### DATA SHOWN ###

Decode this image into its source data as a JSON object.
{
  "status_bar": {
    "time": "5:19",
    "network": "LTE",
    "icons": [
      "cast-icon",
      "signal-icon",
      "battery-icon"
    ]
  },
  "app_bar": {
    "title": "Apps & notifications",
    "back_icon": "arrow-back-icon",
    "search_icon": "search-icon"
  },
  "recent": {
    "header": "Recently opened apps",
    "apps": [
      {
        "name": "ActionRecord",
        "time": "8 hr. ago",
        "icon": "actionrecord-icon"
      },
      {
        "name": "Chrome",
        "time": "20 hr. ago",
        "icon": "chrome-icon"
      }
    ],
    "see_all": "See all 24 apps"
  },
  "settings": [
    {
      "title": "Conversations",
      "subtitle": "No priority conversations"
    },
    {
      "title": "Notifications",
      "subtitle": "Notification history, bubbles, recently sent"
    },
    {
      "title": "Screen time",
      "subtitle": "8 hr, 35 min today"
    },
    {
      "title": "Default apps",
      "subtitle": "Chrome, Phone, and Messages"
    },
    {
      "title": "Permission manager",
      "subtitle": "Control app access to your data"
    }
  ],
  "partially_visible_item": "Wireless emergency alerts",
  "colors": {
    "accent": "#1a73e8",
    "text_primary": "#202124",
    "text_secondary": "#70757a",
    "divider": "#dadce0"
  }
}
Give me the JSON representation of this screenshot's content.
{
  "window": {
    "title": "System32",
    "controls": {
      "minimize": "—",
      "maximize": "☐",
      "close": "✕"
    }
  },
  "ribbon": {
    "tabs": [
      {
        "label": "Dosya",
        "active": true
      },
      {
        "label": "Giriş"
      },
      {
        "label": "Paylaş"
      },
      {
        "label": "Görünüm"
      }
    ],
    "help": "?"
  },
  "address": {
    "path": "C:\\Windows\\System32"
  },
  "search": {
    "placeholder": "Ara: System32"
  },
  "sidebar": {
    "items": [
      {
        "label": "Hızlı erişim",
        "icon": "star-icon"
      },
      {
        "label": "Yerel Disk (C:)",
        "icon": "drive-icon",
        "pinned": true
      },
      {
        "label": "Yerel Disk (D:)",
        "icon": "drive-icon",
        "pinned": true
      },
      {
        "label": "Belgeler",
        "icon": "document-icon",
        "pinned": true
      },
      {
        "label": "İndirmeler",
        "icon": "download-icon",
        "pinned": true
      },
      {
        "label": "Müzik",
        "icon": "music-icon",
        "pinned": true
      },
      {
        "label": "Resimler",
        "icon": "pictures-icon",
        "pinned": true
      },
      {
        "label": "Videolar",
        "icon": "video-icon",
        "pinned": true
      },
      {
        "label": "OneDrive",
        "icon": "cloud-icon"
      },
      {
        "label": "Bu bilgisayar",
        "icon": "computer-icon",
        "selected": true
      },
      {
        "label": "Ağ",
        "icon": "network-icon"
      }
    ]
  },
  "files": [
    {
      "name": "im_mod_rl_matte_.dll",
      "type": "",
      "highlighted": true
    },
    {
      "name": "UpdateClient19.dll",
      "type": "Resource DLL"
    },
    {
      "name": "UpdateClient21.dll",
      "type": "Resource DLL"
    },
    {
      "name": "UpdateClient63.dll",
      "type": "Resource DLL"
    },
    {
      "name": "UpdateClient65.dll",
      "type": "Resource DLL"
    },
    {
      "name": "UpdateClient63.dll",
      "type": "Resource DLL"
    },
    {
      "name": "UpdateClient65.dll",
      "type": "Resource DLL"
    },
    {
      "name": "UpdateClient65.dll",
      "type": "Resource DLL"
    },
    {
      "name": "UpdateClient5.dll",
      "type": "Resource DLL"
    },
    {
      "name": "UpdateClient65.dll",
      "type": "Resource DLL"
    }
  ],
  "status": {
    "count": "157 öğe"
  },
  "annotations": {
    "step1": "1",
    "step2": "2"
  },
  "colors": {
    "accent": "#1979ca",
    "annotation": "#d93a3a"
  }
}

###

All of the material must be reproduced exactly.

Decode this image into its source data as a JSON object.
{
  "status_bar": {
    "time": "5:19",
    "network": "LTE",
    "icons": [
      "cast-icon",
      "signal-icon",
      "battery-icon"
    ]
  },
  "app_bar": {
    "title": "Apps & notifications",
    "back_icon": "arrow-back-icon",
    "search_icon": "search-icon"
  },
  "recent": {
    "header": "Recently opened apps",
    "apps": [
      {
        "name": "ActionRecord",
        "time": "8 hr. ago",
        "icon": "actionrecord-icon"
      },
      {
        "name": "Chrome",
        "time": "20 hr. ago",
        "icon": "chrome-icon"
      }
    ],
    "see_all": "See all 24 apps"
  },
  "settings": [
    {
      "title": "Conversations",
      "subtitle": "No priority conversations"
    },
    {
      "title": "Notifications",
      "subtitle": "Notification history, bubbles, recently sent"
    },
    {
      "title": "Screen time",
      "subtitle": "8 hr, 35 min today"
    },
    {
      "title": "Default apps",
      "subtitle": "Chrome, Phone, and Messages"
    },
    {
      "title": "Permission manager",
      "subtitle": "Control app access to your data"
    }
  ],
  "partially_visible_item": "Wireless emergency alerts",
  "colors": {
    "accent": "#1a73e8",
    "text_primary": "#202124",
    "text_secondary": "#70757a",
    "divider": "#dadce0"
  }
}
Give me the JSON representation of this screenshot's content.
{
  "window": {
    "title": "System32",
    "controls": {
      "minimize": "—",
      "maximize": "☐",
      "close": "✕"
    }
  },
  "ribbon": {
    "tabs": [
      {
        "label": "Dosya",
        "active": true
      },
      {
        "label": "Giriş"
      },
      {
        "label": "Paylaş"
      },
      {
        "label": "Görünüm"
      }
    ],
    "help": "?"
  },
  "address": {
    "path": "C:\\Windows\\System32"
  },
  "search": {
    "placeholder": "Ara: System32"
  },
  "sidebar": {
    "items": [
      {
        "label": "Hızlı erişim",
        "icon": "star-icon"
      },
      {
        "label": "Yerel Disk (C:)",
        "icon": "drive-icon",
        "pinned": true
      },
      {
        "label": "Yerel Disk (D:)",
        "icon": "drive-icon",
        "pinned": true
      },
      {
        "label": "Belgeler",
        "icon": "document-icon",
        "pinned": true
      },
      {
        "label": "İndirmeler",
        "icon": "download-icon",
        "pinned": true
      },
      {
        "label": "Müzik",
        "icon": "music-icon",
        "pinned": true
      },
      {
        "label": "Resimler",
        "icon": "pictures-icon",
        "pinned": true
      },
      {
        "label": "Videolar",
        "icon": "video-icon",
        "pinned": true
      },
      {
        "label": "OneDrive",
        "icon": "cloud-icon"
      },
      {
        "label": "Bu bilgisayar",
        "icon": "computer-icon",
        "selected": true
      },
      {
        "label": "Ağ",
        "icon": "network-icon"
      }
    ]
  },
  "files": [
    {
      "name": "im_mod_rl_matte_.dll",
      "type": "",
      "highlighted": true
    },
    {
      "name": "UpdateClient19.dll",
      "type": "Resource DLL"
    },
    {
      "name": "UpdateClient21.dll",
      "type": "Resource DLL"
    },
    {
      "name": "UpdateClient63.dll",
      "type": "Resource DLL"
    },
    {
      "name": "UpdateClient65.dll",
      "type": "Resource DLL"
    },
    {
      "name": "UpdateClient63.dll",
      "type": "Resource DLL"
    },
    {
      "name": "UpdateClient65.dll",
      "type": "Resource DLL"
    },
    {
      "name": "UpdateClient65.dll",
      "type": "Resource DLL"
    },
    {
      "name": "UpdateClient5.dll",
      "type": "Resource DLL"
    },
    {
      "name": "UpdateClient65.dll",
      "type": "Resource DLL"
    }
  ],
  "status": {
    "count": "157 öğe"
  },
  "annotations": {
    "step1": "1",
    "step2": "2"
  },
  "colors": {
    "accent": "#1979ca",
    "annotation": "#d93a3a"
  }
}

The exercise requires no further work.